** begin **
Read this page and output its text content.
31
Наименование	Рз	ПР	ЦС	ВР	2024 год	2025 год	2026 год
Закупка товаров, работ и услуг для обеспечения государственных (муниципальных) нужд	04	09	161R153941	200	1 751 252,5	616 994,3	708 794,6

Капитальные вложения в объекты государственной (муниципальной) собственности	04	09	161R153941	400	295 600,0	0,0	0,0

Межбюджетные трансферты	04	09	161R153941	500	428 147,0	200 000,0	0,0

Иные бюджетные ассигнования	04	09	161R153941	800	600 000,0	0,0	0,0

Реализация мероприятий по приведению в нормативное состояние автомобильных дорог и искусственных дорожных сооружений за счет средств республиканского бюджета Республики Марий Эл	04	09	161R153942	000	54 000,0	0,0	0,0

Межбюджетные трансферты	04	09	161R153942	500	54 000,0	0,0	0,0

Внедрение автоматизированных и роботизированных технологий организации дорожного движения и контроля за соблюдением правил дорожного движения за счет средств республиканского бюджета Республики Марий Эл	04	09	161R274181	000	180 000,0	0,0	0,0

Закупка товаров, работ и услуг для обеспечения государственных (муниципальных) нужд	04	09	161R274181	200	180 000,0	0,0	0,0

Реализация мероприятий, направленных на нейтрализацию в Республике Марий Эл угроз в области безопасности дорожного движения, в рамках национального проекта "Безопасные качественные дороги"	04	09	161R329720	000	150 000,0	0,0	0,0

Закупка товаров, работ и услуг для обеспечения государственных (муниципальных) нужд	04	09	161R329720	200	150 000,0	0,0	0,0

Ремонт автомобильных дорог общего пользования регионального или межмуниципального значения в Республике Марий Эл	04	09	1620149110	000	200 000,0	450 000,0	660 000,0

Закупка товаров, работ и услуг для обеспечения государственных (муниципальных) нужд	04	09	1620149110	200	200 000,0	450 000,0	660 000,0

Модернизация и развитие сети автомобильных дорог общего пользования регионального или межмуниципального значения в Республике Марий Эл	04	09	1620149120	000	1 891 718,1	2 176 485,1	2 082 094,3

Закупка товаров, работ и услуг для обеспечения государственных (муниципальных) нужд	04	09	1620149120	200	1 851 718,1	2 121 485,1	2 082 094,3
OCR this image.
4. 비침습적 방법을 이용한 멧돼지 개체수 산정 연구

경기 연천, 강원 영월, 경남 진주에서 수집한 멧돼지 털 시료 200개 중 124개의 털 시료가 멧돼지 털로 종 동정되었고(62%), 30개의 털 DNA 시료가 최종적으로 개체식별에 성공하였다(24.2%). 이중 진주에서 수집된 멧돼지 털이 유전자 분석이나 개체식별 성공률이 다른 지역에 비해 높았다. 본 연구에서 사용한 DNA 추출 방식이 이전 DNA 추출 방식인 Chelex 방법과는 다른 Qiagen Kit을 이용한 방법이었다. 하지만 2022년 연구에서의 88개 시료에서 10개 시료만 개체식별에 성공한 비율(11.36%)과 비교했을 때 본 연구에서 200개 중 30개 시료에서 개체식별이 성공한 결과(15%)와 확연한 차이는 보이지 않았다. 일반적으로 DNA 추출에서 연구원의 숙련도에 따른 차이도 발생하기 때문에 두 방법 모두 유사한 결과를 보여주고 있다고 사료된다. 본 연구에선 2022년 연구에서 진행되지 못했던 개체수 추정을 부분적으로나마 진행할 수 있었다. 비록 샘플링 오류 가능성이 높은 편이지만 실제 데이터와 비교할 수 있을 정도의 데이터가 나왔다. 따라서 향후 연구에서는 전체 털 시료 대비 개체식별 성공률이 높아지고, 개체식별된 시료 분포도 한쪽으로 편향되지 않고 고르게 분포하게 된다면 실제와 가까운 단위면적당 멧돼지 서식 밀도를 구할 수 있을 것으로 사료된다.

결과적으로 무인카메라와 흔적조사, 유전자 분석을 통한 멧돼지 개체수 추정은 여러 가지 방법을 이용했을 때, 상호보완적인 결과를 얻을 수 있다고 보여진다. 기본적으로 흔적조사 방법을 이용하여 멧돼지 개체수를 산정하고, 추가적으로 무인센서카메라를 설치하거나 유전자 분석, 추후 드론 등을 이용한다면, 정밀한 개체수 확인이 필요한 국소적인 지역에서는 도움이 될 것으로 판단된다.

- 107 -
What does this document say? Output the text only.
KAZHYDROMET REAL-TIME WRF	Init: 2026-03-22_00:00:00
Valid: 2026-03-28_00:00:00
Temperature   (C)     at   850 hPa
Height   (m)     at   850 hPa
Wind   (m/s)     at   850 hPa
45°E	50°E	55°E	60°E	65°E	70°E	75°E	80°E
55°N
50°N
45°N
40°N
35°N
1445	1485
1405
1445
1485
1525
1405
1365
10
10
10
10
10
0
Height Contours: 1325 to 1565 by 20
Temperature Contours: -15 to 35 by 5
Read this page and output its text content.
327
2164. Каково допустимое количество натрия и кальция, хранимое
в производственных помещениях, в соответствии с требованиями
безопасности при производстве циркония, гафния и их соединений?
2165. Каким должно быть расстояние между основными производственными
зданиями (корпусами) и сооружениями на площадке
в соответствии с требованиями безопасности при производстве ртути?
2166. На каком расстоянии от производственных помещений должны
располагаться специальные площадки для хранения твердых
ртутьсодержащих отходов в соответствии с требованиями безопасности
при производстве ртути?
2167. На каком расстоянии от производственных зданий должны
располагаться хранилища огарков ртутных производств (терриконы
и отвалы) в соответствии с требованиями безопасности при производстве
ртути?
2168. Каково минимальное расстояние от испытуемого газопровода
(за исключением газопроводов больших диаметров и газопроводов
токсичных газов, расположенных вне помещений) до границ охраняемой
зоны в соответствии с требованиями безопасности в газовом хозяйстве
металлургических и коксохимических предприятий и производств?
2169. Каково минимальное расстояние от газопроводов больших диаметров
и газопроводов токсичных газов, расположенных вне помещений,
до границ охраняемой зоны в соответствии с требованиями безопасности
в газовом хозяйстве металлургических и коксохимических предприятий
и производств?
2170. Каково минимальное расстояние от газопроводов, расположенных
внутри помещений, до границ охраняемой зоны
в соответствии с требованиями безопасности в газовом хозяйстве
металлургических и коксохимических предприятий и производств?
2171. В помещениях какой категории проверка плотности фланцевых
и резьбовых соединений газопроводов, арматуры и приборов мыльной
** end **
### Task
Repeat each record exactly. Omit nothing.

### Solution to this exercise
Read this page and output its text content.
31
Наименование	Рз	ПР	ЦС	ВР	2024 год	2025 год	2026 год
Закупка товаров, работ и услуг для обеспечения государственных (муниципальных) нужд	04	09	161R153941	200	1 751 252,5	616 994,3	708 794,6

Капитальные вложения в объекты государственной (муниципальной) собственности	04	09	161R153941	400	295 600,0	0,0	0,0

Межбюджетные трансферты	04	09	161R153941	500	428 147,0	200 000,0	0,0

Иные бюджетные ассигнования	04	09	161R153941	800	600 000,0	0,0	0,0

Реализация мероприятий по приведению в нормативное состояние автомобильных дорог и искусственных дорожных сооружений за счет средств республиканского бюджета Республики Марий Эл	04	09	161R153942	000	54 000,0	0,0	0,0

Межбюджетные трансферты	04	09	161R153942	500	54 000,0	0,0	0,0

Внедрение автоматизированных и роботизированных технологий организации дорожного движения и контроля за соблюдением правил дорожного движения за счет средств республиканского бюджета Республики Марий Эл	04	09	161R274181	000	180 000,0	0,0	0,0

Закупка товаров, работ и услуг для обеспечения государственных (муниципальных) нужд	04	09	161R274181	200	180 000,0	0,0	0,0

Реализация мероприятий, направленных на нейтрализацию в Республике Марий Эл угроз в области безопасности дорожного движения, в рамках национального проекта "Безопасные качественные дороги"	04	09	161R329720	000	150 000,0	0,0	0,0

Закупка товаров, работ и услуг для обеспечения государственных (муниципальных) нужд	04	09	161R329720	200	150 000,0	0,0	0,0

Ремонт автомобильных дорог общего пользования регионального или межмуниципального значения в Республике Марий Эл	04	09	1620149110	000	200 000,0	450 000,0	660 000,0

Закупка товаров, работ и услуг для обеспечения государственных (муниципальных) нужд	04	09	1620149110	200	200 000,0	450 000,0	660 000,0

Модернизация и развитие сети автомобильных дорог общего пользования регионального или межмуниципального значения в Республике Марий Эл	04	09	1620149120	000	1 891 718,1	2 176 485,1	2 082 094,3

Закупка товаров, работ и услуг для обеспечения государственных (муниципальных) нужд	04	09	1620149120	200	1 851 718,1	2 121 485,1	2 082 094,3
OCR this image.
4. 비침습적 방법을 이용한 멧돼지 개체수 산정 연구

경기 연천, 강원 영월, 경남 진주에서 수집한 멧돼지 털 시료 200개 중 124개의 털 시료가 멧돼지 털로 종 동정되었고(62%), 30개의 털 DNA 시료가 최종적으로 개체식별에 성공하였다(24.2%). 이중 진주에서 수집된 멧돼지 털이 유전자 분석이나 개체식별 성공률이 다른 지역에 비해 높았다. 본 연구에서 사용한 DNA 추출 방식이 이전 DNA 추출 방식인 Chelex 방법과는 다른 Qiagen Kit을 이용한 방법이었다. 하지만 2022년 연구에서의 88개 시료에서 10개 시료만 개체식별에 성공한 비율(11.36%)과 비교했을 때 본 연구에서 200개 중 30개 시료에서 개체식별이 성공한 결과(15%)와 확연한 차이는 보이지 않았다. 일반적으로 DNA 추출에서 연구원의 숙련도에 따른 차이도 발생하기 때문에 두 방법 모두 유사한 결과를 보여주고 있다고 사료된다. 본 연구에선 2022년 연구에서 진행되지 못했던 개체수 추정을 부분적으로나마 진행할 수 있었다. 비록 샘플링 오류 가능성이 높은 편이지만 실제 데이터와 비교할 수 있을 정도의 데이터가 나왔다. 따라서 향후 연구에서는 전체 털 시료 대비 개체식별 성공률이 높아지고, 개체식별된 시료 분포도 한쪽으로 편향되지 않고 고르게 분포하게 된다면 실제와 가까운 단위면적당 멧돼지 서식 밀도를 구할 수 있을 것으로 사료된다.

결과적으로 무인카메라와 흔적조사, 유전자 분석을 통한 멧돼지 개체수 추정은 여러 가지 방법을 이용했을 때, 상호보완적인 결과를 얻을 수 있다고 보여진다. 기본적으로 흔적조사 방법을 이용하여 멧돼지 개체수를 산정하고, 추가적으로 무인센서카메라를 설치하거나 유전자 분석, 추후 드론 등을 이용한다면, 정밀한 개체수 확인이 필요한 국소적인 지역에서는 도움이 될 것으로 판단된다.

- 107 -
What does this document say? Output the text only.
KAZHYDROMET REAL-TIME WRF	Init: 2026-03-22_00:00:00
Valid: 2026-03-28_00:00:00
Temperature   (C)     at   850 hPa
Height   (m)     at   850 hPa
Wind   (m/s)     at   850 hPa
45°E	50°E	55°E	60°E	65°E	70°E	75°E	80°E
55°N
50°N
45°N
40°N
35°N
1445	1485
1405
1445
1485
1525
1405
1365
10
10
10
10
10
0
Height Contours: 1325 to 1565 by 20
Temperature Contours: -15 to 35 by 5
Read this page and output its text content.
327
2164. Каково допустимое количество натрия и кальция, хранимое
в производственных помещениях, в соответствии с требованиями
безопасности при производстве циркония, гафния и их соединений?
2165. Каким должно быть расстояние между основными производственными
зданиями (корпусами) и сооружениями на площадке
в соответствии с требованиями безопасности при производстве ртути?
2166. На каком расстоянии от производственных помещений должны
располагаться специальные площадки для хранения твердых
ртутьсодержащих отходов в соответствии с требованиями безопасности
при производстве ртути?
2167. На каком расстоянии от производственных зданий должны
располагаться хранилища огарков ртутных производств (терриконы
и отвалы) в соответствии с требованиями безопасности при производстве
ртути?
2168. Каково минимальное расстояние от испытуемого газопровода
(за исключением газопроводов больших диаметров и газопроводов
токсичных газов, расположенных вне помещений) до границ охраняемой
зоны в соответствии с требованиями безопасности в газовом хозяйстве
металлургических и коксохимических предприятий и производств?
2169. Каково минимальное расстояние от газопроводов больших диаметров
и газопроводов токсичных газов, расположенных вне помещений,
до границ охраняемой зоны в соответствии с требованиями безопасности
в газовом хозяйстве металлургических и коксохимических предприятий
и производств?
2170. Каково минимальное расстояние от газопроводов, расположенных
внутри помещений, до границ охраняемой зоны
в соответствии с требованиями безопасности в газовом хозяйстве
металлургических и коксохимических предприятий и производств?
2171. В помещениях какой категории проверка плотности фланцевых
и резьбовых соединений газопроводов, арматуры и приборов мыльной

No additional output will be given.